++++ Records provided

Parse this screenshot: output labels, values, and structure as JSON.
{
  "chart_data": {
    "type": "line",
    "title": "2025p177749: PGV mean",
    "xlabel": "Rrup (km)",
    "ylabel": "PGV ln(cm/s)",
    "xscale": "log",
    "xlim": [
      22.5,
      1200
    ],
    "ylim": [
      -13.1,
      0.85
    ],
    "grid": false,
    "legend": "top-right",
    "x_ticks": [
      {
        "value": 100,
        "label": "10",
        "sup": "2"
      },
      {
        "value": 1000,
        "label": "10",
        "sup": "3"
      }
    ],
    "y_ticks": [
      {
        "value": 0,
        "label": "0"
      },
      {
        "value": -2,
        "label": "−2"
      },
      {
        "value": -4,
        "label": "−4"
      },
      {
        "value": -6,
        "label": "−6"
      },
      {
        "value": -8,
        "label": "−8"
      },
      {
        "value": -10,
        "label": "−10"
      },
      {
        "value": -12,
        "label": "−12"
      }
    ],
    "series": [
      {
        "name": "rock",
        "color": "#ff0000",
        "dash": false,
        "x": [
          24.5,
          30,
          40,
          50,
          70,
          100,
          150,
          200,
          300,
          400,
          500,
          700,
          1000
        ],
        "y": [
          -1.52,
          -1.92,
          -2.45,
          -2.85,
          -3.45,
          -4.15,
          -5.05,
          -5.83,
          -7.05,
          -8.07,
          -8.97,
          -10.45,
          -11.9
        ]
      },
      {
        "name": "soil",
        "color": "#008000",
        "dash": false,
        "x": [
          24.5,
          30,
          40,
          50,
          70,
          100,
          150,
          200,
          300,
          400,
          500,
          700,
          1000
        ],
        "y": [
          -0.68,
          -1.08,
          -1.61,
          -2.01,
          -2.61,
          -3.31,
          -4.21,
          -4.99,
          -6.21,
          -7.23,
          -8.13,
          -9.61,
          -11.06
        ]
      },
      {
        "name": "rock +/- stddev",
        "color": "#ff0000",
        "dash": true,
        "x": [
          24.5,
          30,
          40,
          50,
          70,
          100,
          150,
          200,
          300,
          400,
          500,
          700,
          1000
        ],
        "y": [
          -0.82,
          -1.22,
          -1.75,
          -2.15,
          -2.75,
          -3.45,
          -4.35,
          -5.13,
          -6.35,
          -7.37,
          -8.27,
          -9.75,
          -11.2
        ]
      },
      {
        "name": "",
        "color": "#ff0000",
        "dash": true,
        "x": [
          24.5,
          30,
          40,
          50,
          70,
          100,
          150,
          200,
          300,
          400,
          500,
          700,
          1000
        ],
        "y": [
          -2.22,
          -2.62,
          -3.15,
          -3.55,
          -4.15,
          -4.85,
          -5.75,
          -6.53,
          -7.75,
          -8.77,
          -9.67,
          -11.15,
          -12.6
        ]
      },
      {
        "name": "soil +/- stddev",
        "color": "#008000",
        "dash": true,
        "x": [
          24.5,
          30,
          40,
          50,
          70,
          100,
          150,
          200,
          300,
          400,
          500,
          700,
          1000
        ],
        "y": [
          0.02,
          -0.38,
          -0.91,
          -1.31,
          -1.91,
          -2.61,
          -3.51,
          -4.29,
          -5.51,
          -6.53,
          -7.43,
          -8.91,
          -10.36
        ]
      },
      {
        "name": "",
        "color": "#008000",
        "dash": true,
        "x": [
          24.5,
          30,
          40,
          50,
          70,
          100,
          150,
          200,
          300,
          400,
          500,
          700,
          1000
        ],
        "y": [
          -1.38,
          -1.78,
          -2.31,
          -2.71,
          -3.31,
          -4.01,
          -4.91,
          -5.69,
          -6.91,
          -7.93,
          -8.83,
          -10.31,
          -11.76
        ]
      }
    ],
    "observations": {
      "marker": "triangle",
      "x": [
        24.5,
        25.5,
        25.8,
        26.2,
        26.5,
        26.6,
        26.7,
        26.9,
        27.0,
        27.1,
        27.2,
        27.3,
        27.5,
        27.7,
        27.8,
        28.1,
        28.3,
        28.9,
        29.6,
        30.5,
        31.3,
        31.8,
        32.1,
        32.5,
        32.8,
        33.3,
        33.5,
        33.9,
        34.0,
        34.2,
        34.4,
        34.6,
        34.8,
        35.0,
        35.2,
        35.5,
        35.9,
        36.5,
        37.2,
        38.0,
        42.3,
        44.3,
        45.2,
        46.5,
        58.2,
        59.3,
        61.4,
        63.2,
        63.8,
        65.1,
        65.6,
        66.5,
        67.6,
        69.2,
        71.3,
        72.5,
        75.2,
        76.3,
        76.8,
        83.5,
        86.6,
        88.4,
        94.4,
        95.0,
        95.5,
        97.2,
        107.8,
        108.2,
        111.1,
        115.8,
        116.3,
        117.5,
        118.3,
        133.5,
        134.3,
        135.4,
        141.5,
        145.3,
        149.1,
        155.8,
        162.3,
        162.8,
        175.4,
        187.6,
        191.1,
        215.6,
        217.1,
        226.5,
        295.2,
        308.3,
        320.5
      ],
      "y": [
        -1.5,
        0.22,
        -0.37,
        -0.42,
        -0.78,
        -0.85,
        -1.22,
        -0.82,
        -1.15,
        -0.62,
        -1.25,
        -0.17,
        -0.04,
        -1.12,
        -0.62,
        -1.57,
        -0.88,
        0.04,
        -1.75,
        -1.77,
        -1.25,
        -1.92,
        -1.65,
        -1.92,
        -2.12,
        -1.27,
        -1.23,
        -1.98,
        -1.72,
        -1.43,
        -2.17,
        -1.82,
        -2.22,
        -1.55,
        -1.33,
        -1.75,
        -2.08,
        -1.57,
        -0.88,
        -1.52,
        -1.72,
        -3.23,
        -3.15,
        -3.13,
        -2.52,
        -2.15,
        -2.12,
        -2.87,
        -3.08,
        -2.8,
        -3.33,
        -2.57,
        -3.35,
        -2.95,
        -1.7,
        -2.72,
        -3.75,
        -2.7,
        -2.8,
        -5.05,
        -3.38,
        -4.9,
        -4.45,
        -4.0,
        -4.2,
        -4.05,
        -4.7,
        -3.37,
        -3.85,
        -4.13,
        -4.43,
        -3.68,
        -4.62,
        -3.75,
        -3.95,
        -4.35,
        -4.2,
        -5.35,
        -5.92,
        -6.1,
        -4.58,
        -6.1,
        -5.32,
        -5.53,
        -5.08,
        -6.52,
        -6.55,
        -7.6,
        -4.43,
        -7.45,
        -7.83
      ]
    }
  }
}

++++++++

Quote each line of the data above exactly as written.

Exercise result
Parse this screenshot: output labels, values, and structure as JSON.
{
  "chart_data": {
    "type": "line",
    "title": "2025p177749: PGV mean",
    "xlabel": "Rrup (km)",
    "ylabel": "PGV ln(cm/s)",
    "xscale": "log",
    "xlim": [
      22.5,
      1200
    ],
    "ylim": [
      -13.1,
      0.85
    ],
    "grid": false,
    "legend": "top-right",
    "x_ticks": [
      {
        "value": 100,
        "label": "10",
        "sup": "2"
      },
      {
        "value": 1000,
        "label": "10",
        "sup": "3"
      }
    ],
    "y_ticks": [
      {
        "value": 0,
        "label": "0"
      },
      {
        "value": -2,
        "label": "−2"
      },
      {
        "value": -4,
        "label": "−4"
      },
      {
        "value": -6,
        "label": "−6"
      },
      {
        "value": -8,
        "label": "−8"
      },
      {
        "value": -10,
        "label": "−10"
      },
      {
        "value": -12,
        "label": "−12"
      }
    ],
    "series": [
      {
        "name": "rock",
        "color": "#ff0000",
        "dash": false,
        "x": [
          24.5,
          30,
          40,
          50,
          70,
          100,
          150,
          200,
          300,
          400,
          500,
          700,
          1000
        ],
        "y": [
          -1.52,
          -1.92,
          -2.45,
          -2.85,
          -3.45,
          -4.15,
          -5.05,
          -5.83,
          -7.05,
          -8.07,
          -8.97,
          -10.45,
          -11.9
        ]
      },
      {
        "name": "soil",
        "color": "#008000",
        "dash": false,
        "x": [
          24.5,
          30,
          40,
          50,
          70,
          100,
          150,
          200,
          300,
          400,
          500,
          700,
          1000
        ],
        "y": [
          -0.68,
          -1.08,
          -1.61,
          -2.01,
          -2.61,
          -3.31,
          -4.21,
          -4.99,
          -6.21,
          -7.23,
          -8.13,
          -9.61,
          -11.06
        ]
      },
      {
        "name": "rock +/- stddev",
        "color": "#ff0000",
        "dash": true,
        "x": [
          24.5,
          30,
          40,
          50,
          70,
          100,
          150,
          200,
          300,
          400,
          500,
          700,
          1000
        ],
        "y": [
          -0.82,
          -1.22,
          -1.75,
          -2.15,
          -2.75,
          -3.45,
          -4.35,
          -5.13,
          -6.35,
          -7.37,
          -8.27,
          -9.75,
          -11.2
        ]
      },
      {
        "name": "",
        "color": "#ff0000",
        "dash": true,
        "x": [
          24.5,
          30,
          40,
          50,
          70,
          100,
          150,
          200,
          300,
          400,
          500,
          700,
          1000
        ],
        "y": [
          -2.22,
          -2.62,
          -3.15,
          -3.55,
          -4.15,
          -4.85,
          -5.75,
          -6.53,
          -7.75,
          -8.77,
          -9.67,
          -11.15,
          -12.6
        ]
      },
      {
        "name": "soil +/- stddev",
        "color": "#008000",
        "dash": true,
        "x": [
          24.5,
          30,
          40,
          50,
          70,
          100,
          150,
          200,
          300,
          400,
          500,
          700,
          1000
        ],
        "y": [
          0.02,
          -0.38,
          -0.91,
          -1.31,
          -1.91,
          -2.61,
          -3.51,
          -4.29,
          -5.51,
          -6.53,
          -7.43,
          -8.91,
          -10.36
        ]
      },
      {
        "name": "",
        "color": "#008000",
        "dash": true,
        "x": [
          24.5,
          30,
          40,
          50,
          70,
          100,
          150,
          200,
          300,
          400,
          500,
          700,
          1000
        ],
        "y": [
          -1.38,
          -1.78,
          -2.31,
          -2.71,
          -3.31,
          -4.01,
          -4.91,
          -5.69,
          -6.91,
          -7.93,
          -8.83,
          -10.31,
          -11.76
        ]
      }
    ],
    "observations": {
      "marker": "triangle",
      "x": [
        24.5,
        25.5,
        25.8,
        26.2,
        26.5,
        26.6,
        26.7,
        26.9,
        27.0,
        27.1,
        27.2,
        27.3,
        27.5,
        27.7,
        27.8,
        28.1,
        28.3,
        28.9,
        29.6,
        30.5,
        31.3,
        31.8,
        32.1,
        32.5,
        32.8,
        33.3,
        33.5,
        33.9,
        34.0,
        34.2,
        34.4,
        34.6,
        34.8,
        35.0,
        35.2,
        35.5,
        35.9,
        36.5,
        37.2,
        38.0,
        42.3,
        44.3,
        45.2,
        46.5,
        58.2,
        59.3,
        61.4,
        63.2,
        63.8,
        65.1,
        65.6,
        66.5,
        67.6,
        69.2,
        71.3,
        72.5,
        75.2,
        76.3,
        76.8,
        83.5,
        86.6,
        88.4,
        94.4,
        95.0,
        95.5,
        97.2,
        107.8,
        108.2,
        111.1,
        115.8,
        116.3,
        117.5,
        118.3,
        133.5,
        134.3,
        135.4,
        141.5,
        145.3,
        149.1,
        155.8,
        162.3,
        162.8,
        175.4,
        187.6,
        191.1,
        215.6,
        217.1,
        226.5,
        295.2,
        308.3,
        320.5
      ],
      "y": [
        -1.5,
        0.22,
        -0.37,
        -0.42,
        -0.78,
        -0.85,
        -1.22,
        -0.82,
        -1.15,
        -0.62,
        -1.25,
        -0.17,
        -0.04,
        -1.12,
        -0.62,
        -1.57,
        -0.88,
        0.04,
        -1.75,
        -1.77,
        -1.25,
        -1.92,
        -1.65,
        -1.92,
        -2.12,
        -1.27,
        -1.23,
        -1.98,
        -1.72,
        -1.43,
        -2.17,
        -1.82,
        -2.22,
        -1.55,
        -1.33,
        -1.75,
        -2.08,
        -1.57,
        -0.88,
        -1.52,
        -1.72,
        -3.23,
        -3.15,
        -3.13,
        -2.52,
        -2.15,
        -2.12,
        -2.87,
        -3.08,
        -2.8,
        -3.33,
        -2.57,
        -3.35,
        -2.95,
        -1.7,
        -2.72,
        -3.75,
        -2.7,
        -2.8,
        -5.05,
        -3.38,
        -4.9,
        -4.45,
        -4.0,
        -4.2,
        -4.05,
        -4.7,
        -3.37,
        -3.85,
        -4.13,
        -4.43,
        -3.68,
        -4.62,
        -3.75,
        -3.95,
        -4.35,
        -4.2,
        -5.35,
        -5.92,
        -6.1,
        -4.58,
        -6.1,
        -5.32,
        -5.53,
        -5.08,
        -6.52,
        -6.55,
        -7.6,
        -4.43,
        -7.45,
        -7.83
      ]
    }
  }
}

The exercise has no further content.